**Prompt**
Copy the data exactly as it appears, and do not include any pictures.
**** Records
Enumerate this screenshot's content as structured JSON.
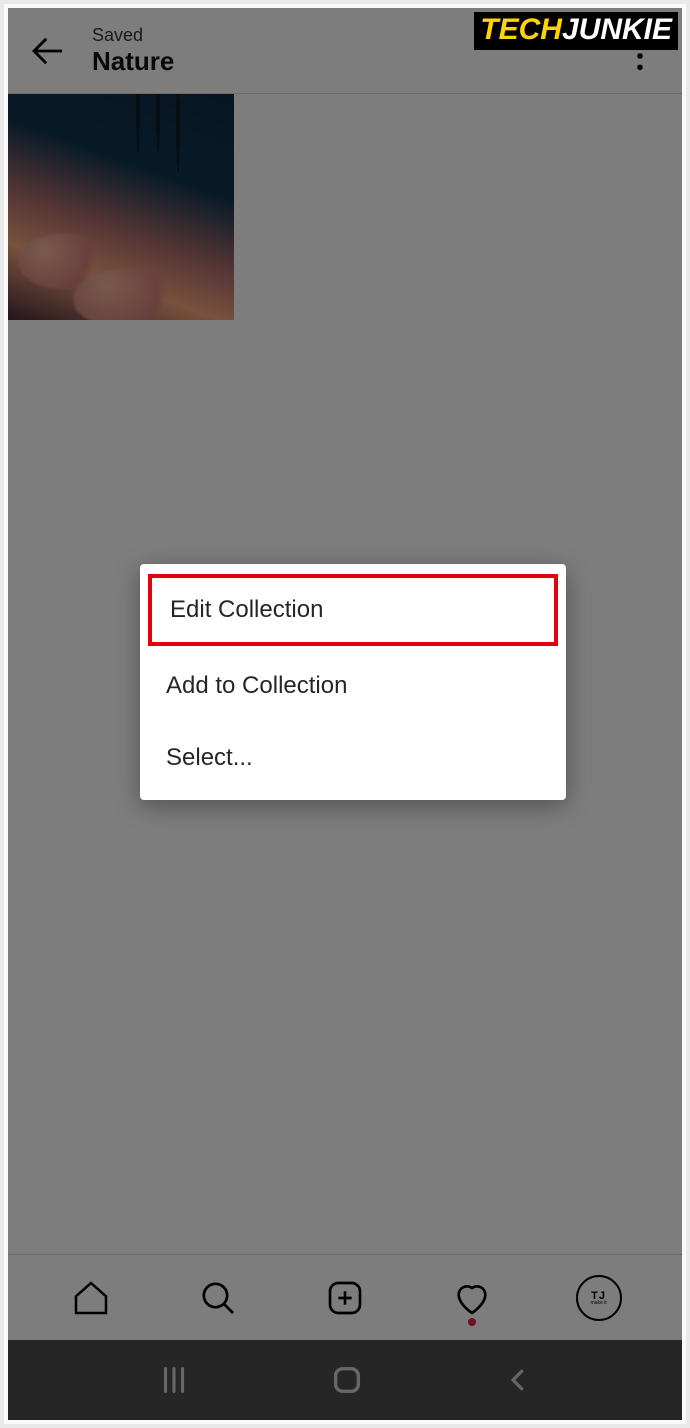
{
  "header": {
    "subtitle": "Saved",
    "title": "Nature"
  },
  "menu": {
    "items": [
      {
        "label": "Edit Collection",
        "highlighted": true
      },
      {
        "label": "Add to Collection",
        "highlighted": false
      },
      {
        "label": "Select...",
        "highlighted": false
      }
    ]
  },
  "watermark": {
    "part1": "TECH",
    "part2": "JUNKIE"
  },
  "avatar": {
    "initials": "TJ",
    "tagline": "make it"
  }
}
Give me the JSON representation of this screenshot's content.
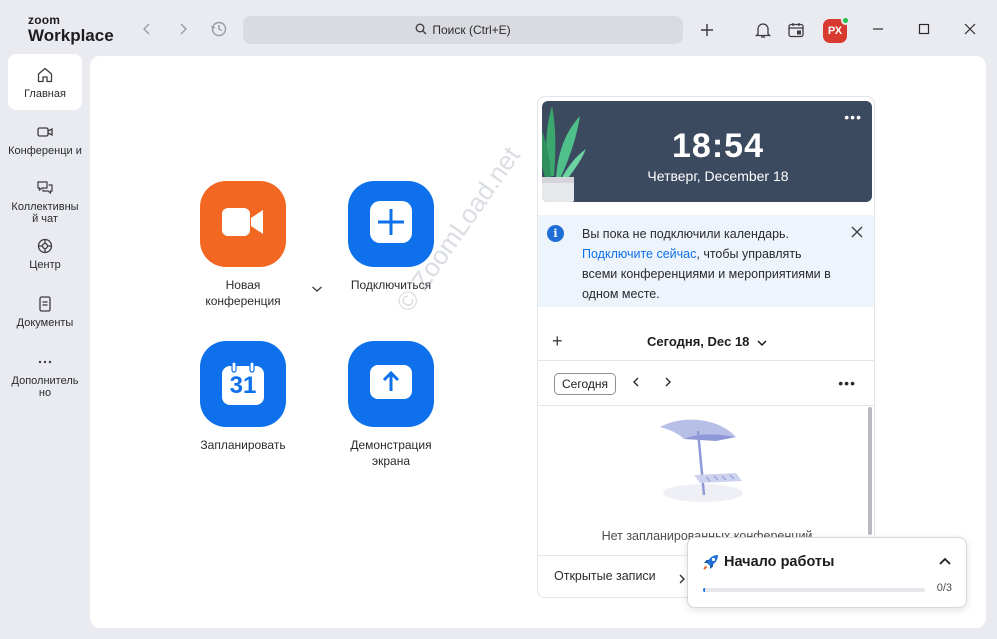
********
**Correct response**
Enumerate this screenshot's content as structured JSON.
{
  "header": {
    "subtitle": "Saved",
    "title": "Nature"
  },
  "menu": {
    "items": [
      {
        "label": "Edit Collection",
        "highlighted": true
      },
      {
        "label": "Add to Collection",
        "highlighted": false
      },
      {
        "label": "Select...",
        "highlighted": false
      }
    ]
  },
  "watermark": {
    "part1": "TECH",
    "part2": "JUNKIE"
  },
  "avatar": {
    "initials": "TJ",
    "tagline": "make it"
  }
}
Give me the JSON representation of this screenshot's content.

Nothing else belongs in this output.